- **EXERCISE AIM**
Copy the records below line for line without changing anything, and leave the pictures out of your copy.

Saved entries
__________________________________________________

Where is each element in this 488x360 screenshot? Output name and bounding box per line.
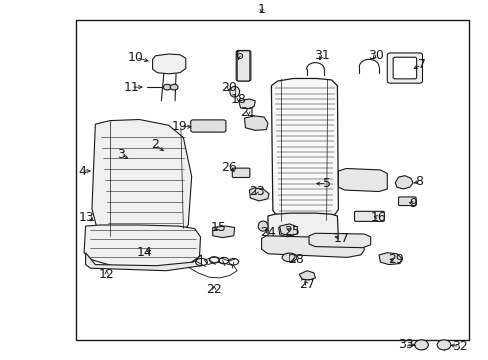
- Bar: [76, 20, 468, 340]
- Text: 12: 12: [99, 268, 114, 281]
- Text: 7: 7: [417, 58, 425, 71]
- Text: 26: 26: [221, 161, 236, 174]
- Text: 29: 29: [387, 253, 403, 266]
- Text: 8: 8: [415, 175, 423, 188]
- Ellipse shape: [258, 221, 267, 231]
- Polygon shape: [394, 176, 412, 189]
- Text: 24: 24: [260, 226, 275, 239]
- Text: 30: 30: [367, 49, 383, 62]
- Polygon shape: [338, 168, 386, 192]
- Ellipse shape: [414, 340, 427, 350]
- Text: 3: 3: [117, 148, 125, 161]
- Text: 18: 18: [230, 93, 246, 105]
- Ellipse shape: [170, 84, 178, 90]
- Text: 21: 21: [240, 106, 256, 119]
- Text: 31: 31: [313, 49, 329, 62]
- Polygon shape: [92, 120, 191, 239]
- Polygon shape: [261, 236, 364, 257]
- FancyBboxPatch shape: [236, 50, 250, 81]
- Polygon shape: [152, 54, 185, 74]
- FancyBboxPatch shape: [237, 51, 249, 81]
- Ellipse shape: [163, 84, 171, 90]
- Polygon shape: [85, 253, 201, 271]
- Text: 23: 23: [248, 185, 264, 198]
- Text: 32: 32: [451, 340, 467, 353]
- Text: 22: 22: [206, 283, 222, 296]
- Text: 11: 11: [123, 81, 139, 94]
- Text: 28: 28: [287, 253, 303, 266]
- Ellipse shape: [229, 86, 239, 97]
- Polygon shape: [279, 224, 297, 236]
- Polygon shape: [267, 213, 338, 249]
- Ellipse shape: [436, 340, 450, 350]
- Text: 17: 17: [333, 232, 348, 245]
- Polygon shape: [308, 233, 370, 248]
- FancyBboxPatch shape: [354, 211, 384, 221]
- Polygon shape: [271, 78, 338, 222]
- Text: 1: 1: [257, 3, 265, 15]
- Text: 20: 20: [221, 81, 236, 94]
- Polygon shape: [249, 188, 268, 201]
- FancyBboxPatch shape: [232, 168, 249, 177]
- Polygon shape: [299, 271, 315, 280]
- Text: 4: 4: [78, 165, 86, 177]
- Text: 19: 19: [172, 120, 187, 133]
- FancyBboxPatch shape: [190, 120, 225, 132]
- Text: 15: 15: [211, 221, 226, 234]
- Polygon shape: [84, 225, 200, 267]
- Text: 6: 6: [234, 49, 242, 62]
- Text: 13: 13: [79, 211, 95, 224]
- Text: 14: 14: [136, 246, 152, 259]
- Text: 33: 33: [397, 338, 413, 351]
- Text: 2: 2: [151, 138, 159, 151]
- FancyBboxPatch shape: [392, 57, 416, 79]
- FancyBboxPatch shape: [398, 197, 415, 206]
- Polygon shape: [244, 116, 267, 130]
- Text: 27: 27: [299, 278, 314, 291]
- Polygon shape: [378, 253, 401, 265]
- Text: 5: 5: [322, 177, 330, 190]
- FancyBboxPatch shape: [386, 53, 422, 83]
- Ellipse shape: [282, 253, 296, 262]
- Text: 9: 9: [408, 197, 416, 210]
- Text: 16: 16: [370, 211, 386, 224]
- Text: 10: 10: [128, 51, 143, 64]
- Text: 25: 25: [284, 225, 300, 238]
- Polygon shape: [278, 226, 294, 237]
- Polygon shape: [238, 99, 255, 109]
- Polygon shape: [212, 226, 234, 238]
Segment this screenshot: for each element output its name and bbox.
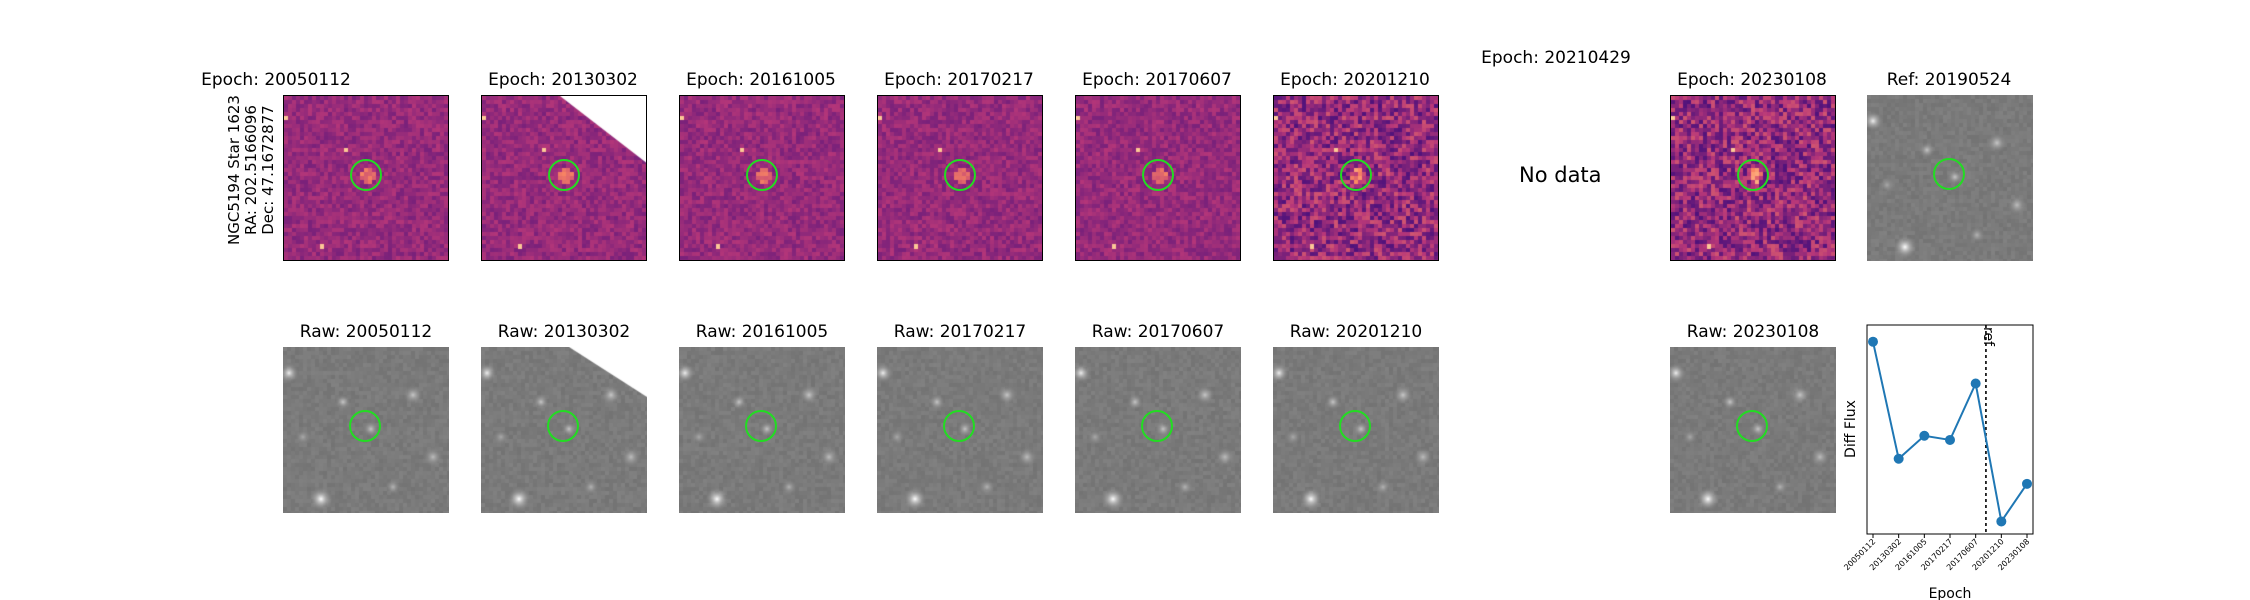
target-circle (746, 159, 778, 191)
diff-title-6: Epoch: 20201210 (1280, 70, 1430, 90)
target-circle (350, 159, 382, 191)
row-label-star: NGC5194 Star 1623 (225, 95, 243, 245)
data-point (1996, 516, 2007, 527)
diff-title-1: Epoch: 20050112 (201, 70, 351, 90)
target-circle (349, 410, 381, 442)
diff-title-7: Epoch: 20210429 (1481, 48, 1631, 68)
raw-image-3 (679, 347, 845, 513)
ref-title: Ref: 20190524 (1886, 70, 2012, 90)
data-point (1868, 336, 1878, 347)
data-point (2022, 478, 2032, 489)
target-circle (944, 159, 976, 191)
raw-image-8 (1670, 347, 1836, 513)
target-circle (1736, 410, 1768, 442)
x-tick-labels: 2005011220130302201610052017021720170607… (1842, 537, 2031, 572)
diff-image-6 (1273, 95, 1439, 261)
raw-title-4: Raw: 20170217 (893, 322, 1027, 342)
target-circle (1141, 410, 1173, 442)
row-label-ra: RA: 202.5166096 (242, 105, 260, 235)
target-circle (1340, 159, 1372, 191)
raw-image-2 (481, 347, 647, 513)
target-circle (1737, 159, 1769, 191)
data-point (1945, 434, 1955, 445)
data-point (1893, 453, 1904, 464)
diff-title-4: Epoch: 20170217 (884, 70, 1034, 90)
raw-image-4 (877, 347, 1043, 513)
diff-image-5 (1075, 95, 1241, 261)
ref-label: ref (1980, 327, 1996, 347)
raw-title-1: Raw: 20050112 (299, 322, 433, 342)
diff-image-1 (283, 95, 449, 261)
raw-image-6 (1273, 347, 1439, 513)
target-circle (745, 410, 777, 442)
no-data-text: No data (1519, 163, 1602, 187)
diff-title-8: Epoch: 20230108 (1677, 70, 1827, 90)
data-point (1919, 430, 1930, 441)
target-circle (943, 410, 975, 442)
raw-title-2: Raw: 20130302 (497, 322, 631, 342)
diff-title-5: Epoch: 20170607 (1082, 70, 1232, 90)
target-circle (1933, 158, 1965, 190)
series-points (1868, 336, 2032, 527)
target-circle (1339, 410, 1371, 442)
raw-title-3: Raw: 20161005 (695, 322, 829, 342)
row-label-dec: Dec: 47.1672877 (259, 105, 277, 235)
raw-title-8: Raw: 20230108 (1686, 322, 1820, 342)
diff-title-2: Epoch: 20130302 (488, 70, 638, 90)
diff-image-3 (679, 95, 845, 261)
diff-image-4 (877, 95, 1043, 261)
x-ticks (1872, 534, 2028, 538)
data-point (1970, 378, 1981, 389)
target-circle (1142, 159, 1174, 191)
raw-title-5: Raw: 20170607 (1091, 322, 1225, 342)
series-line (1872, 341, 2028, 525)
diff-title-3: Epoch: 20161005 (686, 70, 836, 90)
diff-image-2 (481, 95, 647, 261)
y-axis-label: Diff Flux (1843, 400, 1859, 458)
raw-image-1 (283, 347, 449, 513)
ref-image (1867, 95, 2033, 261)
raw-image-5 (1075, 347, 1241, 513)
row-label: NGC5194 Star 1623 RA: 202.5166096 Dec: 4… (225, 95, 277, 245)
raw-title-6: Raw: 20201210 (1289, 322, 1423, 342)
target-circle (547, 410, 579, 442)
target-circle (548, 159, 580, 191)
diff-flux-chart: ref 200501122013030220161005201702172017… (1842, 324, 2034, 600)
x-axis-label: Epoch (1929, 586, 1972, 600)
diff-image-8 (1670, 95, 1836, 261)
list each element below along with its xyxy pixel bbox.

__________________________________________________

- **SOLUTION FOR THIS EXERCISE**
Where is each element in this 488x360 screenshot? Output name and bounding box per line.
- Bar: [76, 20, 468, 340]
- Text: 12: 12: [99, 268, 114, 281]
- Text: 7: 7: [417, 58, 425, 71]
- Text: 26: 26: [221, 161, 236, 174]
- Text: 29: 29: [387, 253, 403, 266]
- Text: 8: 8: [415, 175, 423, 188]
- Ellipse shape: [258, 221, 267, 231]
- Polygon shape: [394, 176, 412, 189]
- Text: 24: 24: [260, 226, 275, 239]
- Text: 30: 30: [367, 49, 383, 62]
- Polygon shape: [338, 168, 386, 192]
- Ellipse shape: [414, 340, 427, 350]
- Text: 3: 3: [117, 148, 125, 161]
- Text: 18: 18: [230, 93, 246, 105]
- Ellipse shape: [170, 84, 178, 90]
- Text: 21: 21: [240, 106, 256, 119]
- Text: 31: 31: [313, 49, 329, 62]
- Polygon shape: [92, 120, 191, 239]
- Polygon shape: [261, 236, 364, 257]
- FancyBboxPatch shape: [236, 50, 250, 81]
- Polygon shape: [152, 54, 185, 74]
- FancyBboxPatch shape: [237, 51, 249, 81]
- Ellipse shape: [163, 84, 171, 90]
- Polygon shape: [85, 253, 201, 271]
- Text: 23: 23: [248, 185, 264, 198]
- Text: 32: 32: [451, 340, 467, 353]
- Text: 22: 22: [206, 283, 222, 296]
- Text: 11: 11: [123, 81, 139, 94]
- Text: 28: 28: [287, 253, 303, 266]
- Ellipse shape: [229, 86, 239, 97]
- Polygon shape: [279, 224, 297, 236]
- Polygon shape: [267, 213, 338, 249]
- Ellipse shape: [436, 340, 450, 350]
- Text: 17: 17: [333, 232, 348, 245]
- Polygon shape: [308, 233, 370, 248]
- FancyBboxPatch shape: [354, 211, 384, 221]
- Polygon shape: [271, 78, 338, 222]
- Text: 1: 1: [257, 3, 265, 15]
- Text: 20: 20: [221, 81, 236, 94]
- Polygon shape: [249, 188, 268, 201]
- FancyBboxPatch shape: [232, 168, 249, 177]
- Polygon shape: [299, 271, 315, 280]
- Text: 4: 4: [78, 165, 86, 177]
- Text: 19: 19: [172, 120, 187, 133]
- FancyBboxPatch shape: [190, 120, 225, 132]
- Text: 15: 15: [211, 221, 226, 234]
- Polygon shape: [84, 225, 200, 267]
- Text: 6: 6: [234, 49, 242, 62]
- Text: 13: 13: [79, 211, 95, 224]
- Text: 14: 14: [136, 246, 152, 259]
- Text: 33: 33: [397, 338, 413, 351]
- Text: 2: 2: [151, 138, 159, 151]
- FancyBboxPatch shape: [392, 57, 416, 79]
- FancyBboxPatch shape: [398, 197, 415, 206]
- Polygon shape: [244, 116, 267, 130]
- Text: 27: 27: [299, 278, 314, 291]
- Polygon shape: [378, 253, 401, 265]
- Text: 5: 5: [322, 177, 330, 190]
- FancyBboxPatch shape: [386, 53, 422, 83]
- Ellipse shape: [282, 253, 296, 262]
- Text: 9: 9: [408, 197, 416, 210]
- Text: 16: 16: [370, 211, 386, 224]
- Text: 10: 10: [128, 51, 143, 64]
- Text: 25: 25: [284, 225, 300, 238]
- Polygon shape: [278, 226, 294, 237]
- Polygon shape: [238, 99, 255, 109]
- Polygon shape: [212, 226, 234, 238]
Segment this screenshot: for each element output its name and bbox.
target-circle (746, 159, 778, 191)
diff-title-6: Epoch: 20201210 (1280, 70, 1430, 90)
target-circle (350, 159, 382, 191)
row-label-star: NGC5194 Star 1623 (225, 95, 243, 245)
data-point (1996, 516, 2007, 527)
diff-title-1: Epoch: 20050112 (201, 70, 351, 90)
target-circle (349, 410, 381, 442)
diff-title-7: Epoch: 20210429 (1481, 48, 1631, 68)
raw-image-3 (679, 347, 845, 513)
ref-title: Ref: 20190524 (1886, 70, 2012, 90)
data-point (1868, 336, 1878, 347)
data-point (2022, 478, 2032, 489)
target-circle (944, 159, 976, 191)
raw-image-8 (1670, 347, 1836, 513)
target-circle (1736, 410, 1768, 442)
x-tick-labels: 2005011220130302201610052017021720170607… (1842, 537, 2031, 572)
diff-image-6 (1273, 95, 1439, 261)
raw-title-4: Raw: 20170217 (893, 322, 1027, 342)
target-circle (1141, 410, 1173, 442)
row-label-ra: RA: 202.5166096 (242, 105, 260, 235)
target-circle (1340, 159, 1372, 191)
raw-image-2 (481, 347, 647, 513)
target-circle (1737, 159, 1769, 191)
data-point (1945, 434, 1955, 445)
data-point (1893, 453, 1904, 464)
diff-title-4: Epoch: 20170217 (884, 70, 1034, 90)
raw-image-4 (877, 347, 1043, 513)
diff-image-5 (1075, 95, 1241, 261)
ref-label: ref (1980, 327, 1996, 347)
raw-title-1: Raw: 20050112 (299, 322, 433, 342)
diff-image-1 (283, 95, 449, 261)
raw-image-6 (1273, 347, 1439, 513)
target-circle (745, 410, 777, 442)
no-data-text: No data (1519, 163, 1602, 187)
diff-title-8: Epoch: 20230108 (1677, 70, 1827, 90)
data-point (1919, 430, 1930, 441)
target-circle (943, 410, 975, 442)
raw-title-2: Raw: 20130302 (497, 322, 631, 342)
diff-title-5: Epoch: 20170607 (1082, 70, 1232, 90)
target-circle (1933, 158, 1965, 190)
series-points (1868, 336, 2032, 527)
target-circle (1339, 410, 1371, 442)
raw-title-3: Raw: 20161005 (695, 322, 829, 342)
row-label-dec: Dec: 47.1672877 (259, 105, 277, 235)
raw-title-8: Raw: 20230108 (1686, 322, 1820, 342)
diff-title-2: Epoch: 20130302 (488, 70, 638, 90)
diff-image-3 (679, 95, 845, 261)
diff-image-4 (877, 95, 1043, 261)
x-ticks (1872, 534, 2028, 538)
data-point (1970, 378, 1981, 389)
target-circle (1142, 159, 1174, 191)
raw-title-5: Raw: 20170607 (1091, 322, 1225, 342)
series-line (1872, 341, 2028, 525)
diff-title-3: Epoch: 20161005 (686, 70, 836, 90)
diff-image-2 (481, 95, 647, 261)
y-axis-label: Diff Flux (1843, 400, 1859, 458)
raw-image-1 (283, 347, 449, 513)
ref-image (1867, 95, 2033, 261)
raw-image-5 (1075, 347, 1241, 513)
row-label: NGC5194 Star 1623 RA: 202.5166096 Dec: 4… (225, 95, 277, 245)
raw-title-6: Raw: 20201210 (1289, 322, 1423, 342)
target-circle (547, 410, 579, 442)
target-circle (548, 159, 580, 191)
diff-flux-chart: ref 200501122013030220161005201702172017… (1842, 324, 2034, 600)
x-axis-label: Epoch (1929, 586, 1972, 600)
diff-image-8 (1670, 95, 1836, 261)
list each element below along with its xyxy pixel bbox.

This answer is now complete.